┌─ EXERCISE DATA

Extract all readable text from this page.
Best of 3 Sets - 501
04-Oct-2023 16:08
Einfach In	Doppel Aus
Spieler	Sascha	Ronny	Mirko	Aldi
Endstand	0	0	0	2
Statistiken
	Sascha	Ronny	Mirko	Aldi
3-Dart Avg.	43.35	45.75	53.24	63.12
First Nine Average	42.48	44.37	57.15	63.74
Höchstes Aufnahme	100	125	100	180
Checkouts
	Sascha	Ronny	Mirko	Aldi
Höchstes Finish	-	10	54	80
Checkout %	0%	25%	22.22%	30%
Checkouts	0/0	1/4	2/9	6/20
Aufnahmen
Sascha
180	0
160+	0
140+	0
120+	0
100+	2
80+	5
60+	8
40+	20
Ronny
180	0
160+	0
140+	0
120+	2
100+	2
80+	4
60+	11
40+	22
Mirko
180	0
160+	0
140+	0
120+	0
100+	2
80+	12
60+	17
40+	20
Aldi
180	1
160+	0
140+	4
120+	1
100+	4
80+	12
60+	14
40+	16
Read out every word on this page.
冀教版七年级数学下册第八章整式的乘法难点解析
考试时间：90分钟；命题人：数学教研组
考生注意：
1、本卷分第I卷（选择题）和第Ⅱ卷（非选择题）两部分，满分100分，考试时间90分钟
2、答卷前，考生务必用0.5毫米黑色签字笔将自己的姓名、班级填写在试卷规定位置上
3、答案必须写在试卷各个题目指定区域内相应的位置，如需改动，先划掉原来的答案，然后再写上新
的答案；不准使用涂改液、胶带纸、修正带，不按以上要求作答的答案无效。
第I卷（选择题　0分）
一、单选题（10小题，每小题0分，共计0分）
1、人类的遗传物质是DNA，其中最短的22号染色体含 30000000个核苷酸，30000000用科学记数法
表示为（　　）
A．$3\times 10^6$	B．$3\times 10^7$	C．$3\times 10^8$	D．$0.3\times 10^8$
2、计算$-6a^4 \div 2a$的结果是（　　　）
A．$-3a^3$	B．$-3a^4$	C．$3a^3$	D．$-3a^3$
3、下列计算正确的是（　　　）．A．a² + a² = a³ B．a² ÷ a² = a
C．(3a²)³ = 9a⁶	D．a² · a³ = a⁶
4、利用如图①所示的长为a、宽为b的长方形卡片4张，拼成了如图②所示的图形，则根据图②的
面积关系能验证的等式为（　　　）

└─

*GOAL*:
Locate the line that contains "Read out every word on this page.". Repeat it and every line after it, up to and including the final line, exactly.

*TASK ANSWER*:
Read out every word on this page.
冀教版七年级数学下册第八章整式的乘法难点解析
考试时间：90分钟；命题人：数学教研组
考生注意：
1、本卷分第I卷（选择题）和第Ⅱ卷（非选择题）两部分，满分100分，考试时间90分钟
2、答卷前，考生务必用0.5毫米黑色签字笔将自己的姓名、班级填写在试卷规定位置上
3、答案必须写在试卷各个题目指定区域内相应的位置，如需改动，先划掉原来的答案，然后再写上新
的答案；不准使用涂改液、胶带纸、修正带，不按以上要求作答的答案无效。
第I卷（选择题　0分）
一、单选题（10小题，每小题0分，共计0分）
1、人类的遗传物质是DNA，其中最短的22号染色体含 30000000个核苷酸，30000000用科学记数法
表示为（　　）
A．$3\times 10^6$	B．$3\times 10^7$	C．$3\times 10^8$	D．$0.3\times 10^8$
2、计算$-6a^4 \div 2a$的结果是（　　　）
A．$-3a^3$	B．$-3a^4$	C．$3a^3$	D．$-3a^3$
3、下列计算正确的是（　　　）．A．a² + a² = a³ B．a² ÷ a² = a
C．(3a²)³ = 9a⁶	D．a² · a³ = a⁶
4、利用如图①所示的长为a、宽为b的长方形卡片4张，拼成了如图②所示的图形，则根据图②的
面积关系能验证的等式为（　　　）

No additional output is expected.